Data items:

## start

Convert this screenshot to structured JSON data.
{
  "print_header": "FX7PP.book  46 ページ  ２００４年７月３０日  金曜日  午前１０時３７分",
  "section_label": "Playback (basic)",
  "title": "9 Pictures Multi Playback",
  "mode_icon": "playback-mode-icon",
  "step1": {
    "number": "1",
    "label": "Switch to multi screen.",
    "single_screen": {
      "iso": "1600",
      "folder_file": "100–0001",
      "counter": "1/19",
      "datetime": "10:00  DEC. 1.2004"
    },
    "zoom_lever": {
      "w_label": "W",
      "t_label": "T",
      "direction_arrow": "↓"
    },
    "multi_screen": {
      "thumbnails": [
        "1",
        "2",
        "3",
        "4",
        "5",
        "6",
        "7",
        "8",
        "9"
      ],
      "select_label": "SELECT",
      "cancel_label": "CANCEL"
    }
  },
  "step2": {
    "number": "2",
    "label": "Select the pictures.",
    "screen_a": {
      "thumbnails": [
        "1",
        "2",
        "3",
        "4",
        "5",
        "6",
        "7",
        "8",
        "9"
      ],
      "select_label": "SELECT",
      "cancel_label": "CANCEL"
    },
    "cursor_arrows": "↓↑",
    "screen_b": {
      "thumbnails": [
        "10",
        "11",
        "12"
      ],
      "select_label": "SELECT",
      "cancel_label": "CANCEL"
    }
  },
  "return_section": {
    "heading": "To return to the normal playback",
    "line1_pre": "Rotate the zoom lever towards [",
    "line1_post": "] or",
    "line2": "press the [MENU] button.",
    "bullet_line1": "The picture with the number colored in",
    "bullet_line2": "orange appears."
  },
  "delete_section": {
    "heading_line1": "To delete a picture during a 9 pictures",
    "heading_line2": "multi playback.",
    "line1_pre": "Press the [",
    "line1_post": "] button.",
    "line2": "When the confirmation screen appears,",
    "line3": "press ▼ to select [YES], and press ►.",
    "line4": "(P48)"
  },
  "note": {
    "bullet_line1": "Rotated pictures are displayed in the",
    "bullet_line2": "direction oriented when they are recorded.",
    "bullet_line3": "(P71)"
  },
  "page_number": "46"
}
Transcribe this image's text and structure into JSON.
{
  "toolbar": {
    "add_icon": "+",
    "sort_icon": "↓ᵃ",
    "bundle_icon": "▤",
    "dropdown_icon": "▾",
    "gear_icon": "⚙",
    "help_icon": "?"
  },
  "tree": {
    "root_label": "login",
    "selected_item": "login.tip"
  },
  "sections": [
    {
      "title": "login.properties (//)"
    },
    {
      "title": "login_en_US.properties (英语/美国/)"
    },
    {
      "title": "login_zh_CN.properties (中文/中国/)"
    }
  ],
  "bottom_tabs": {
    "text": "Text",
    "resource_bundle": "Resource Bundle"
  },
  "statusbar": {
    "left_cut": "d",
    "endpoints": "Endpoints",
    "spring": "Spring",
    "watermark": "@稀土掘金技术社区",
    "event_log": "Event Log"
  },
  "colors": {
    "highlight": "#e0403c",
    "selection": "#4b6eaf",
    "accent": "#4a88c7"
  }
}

## end

▸ **TASK DETAILS**: Every entry should be output exactly as written, please.

▸ **EXERCISE RESPONSE**:
Convert this screenshot to structured JSON data.
{
  "print_header": "FX7PP.book  46 ページ  ２００４年７月３０日  金曜日  午前１０時３７分",
  "section_label": "Playback (basic)",
  "title": "9 Pictures Multi Playback",
  "mode_icon": "playback-mode-icon",
  "step1": {
    "number": "1",
    "label": "Switch to multi screen.",
    "single_screen": {
      "iso": "1600",
      "folder_file": "100–0001",
      "counter": "1/19",
      "datetime": "10:00  DEC. 1.2004"
    },
    "zoom_lever": {
      "w_label": "W",
      "t_label": "T",
      "direction_arrow": "↓"
    },
    "multi_screen": {
      "thumbnails": [
        "1",
        "2",
        "3",
        "4",
        "5",
        "6",
        "7",
        "8",
        "9"
      ],
      "select_label": "SELECT",
      "cancel_label": "CANCEL"
    }
  },
  "step2": {
    "number": "2",
    "label": "Select the pictures.",
    "screen_a": {
      "thumbnails": [
        "1",
        "2",
        "3",
        "4",
        "5",
        "6",
        "7",
        "8",
        "9"
      ],
      "select_label": "SELECT",
      "cancel_label": "CANCEL"
    },
    "cursor_arrows": "↓↑",
    "screen_b": {
      "thumbnails": [
        "10",
        "11",
        "12"
      ],
      "select_label": "SELECT",
      "cancel_label": "CANCEL"
    }
  },
  "return_section": {
    "heading": "To return to the normal playback",
    "line1_pre": "Rotate the zoom lever towards [",
    "line1_post": "] or",
    "line2": "press the [MENU] button.",
    "bullet_line1": "The picture with the number colored in",
    "bullet_line2": "orange appears."
  },
  "delete_section": {
    "heading_line1": "To delete a picture during a 9 pictures",
    "heading_line2": "multi playback.",
    "line1_pre": "Press the [",
    "line1_post": "] button.",
    "line2": "When the confirmation screen appears,",
    "line3": "press ▼ to select [YES], and press ►.",
    "line4": "(P48)"
  },
  "note": {
    "bullet_line1": "Rotated pictures are displayed in the",
    "bullet_line2": "direction oriented when they are recorded.",
    "bullet_line3": "(P71)"
  },
  "page_number": "46"
}
Transcribe this image's text and structure into JSON.
{
  "toolbar": {
    "add_icon": "+",
    "sort_icon": "↓ᵃ",
    "bundle_icon": "▤",
    "dropdown_icon": "▾",
    "gear_icon": "⚙",
    "help_icon": "?"
  },
  "tree": {
    "root_label": "login",
    "selected_item": "login.tip"
  },
  "sections": [
    {
      "title": "login.properties (//)"
    },
    {
      "title": "login_en_US.properties (英语/美国/)"
    },
    {
      "title": "login_zh_CN.properties (中文/中国/)"
    }
  ],
  "bottom_tabs": {
    "text": "Text",
    "resource_bundle": "Resource Bundle"
  },
  "statusbar": {
    "left_cut": "d",
    "endpoints": "Endpoints",
    "spring": "Spring",
    "watermark": "@稀土掘金技术社区",
    "event_log": "Event Log"
  },
  "colors": {
    "highlight": "#e0403c",
    "selection": "#4b6eaf",
    "accent": "#4a88c7"
  }
}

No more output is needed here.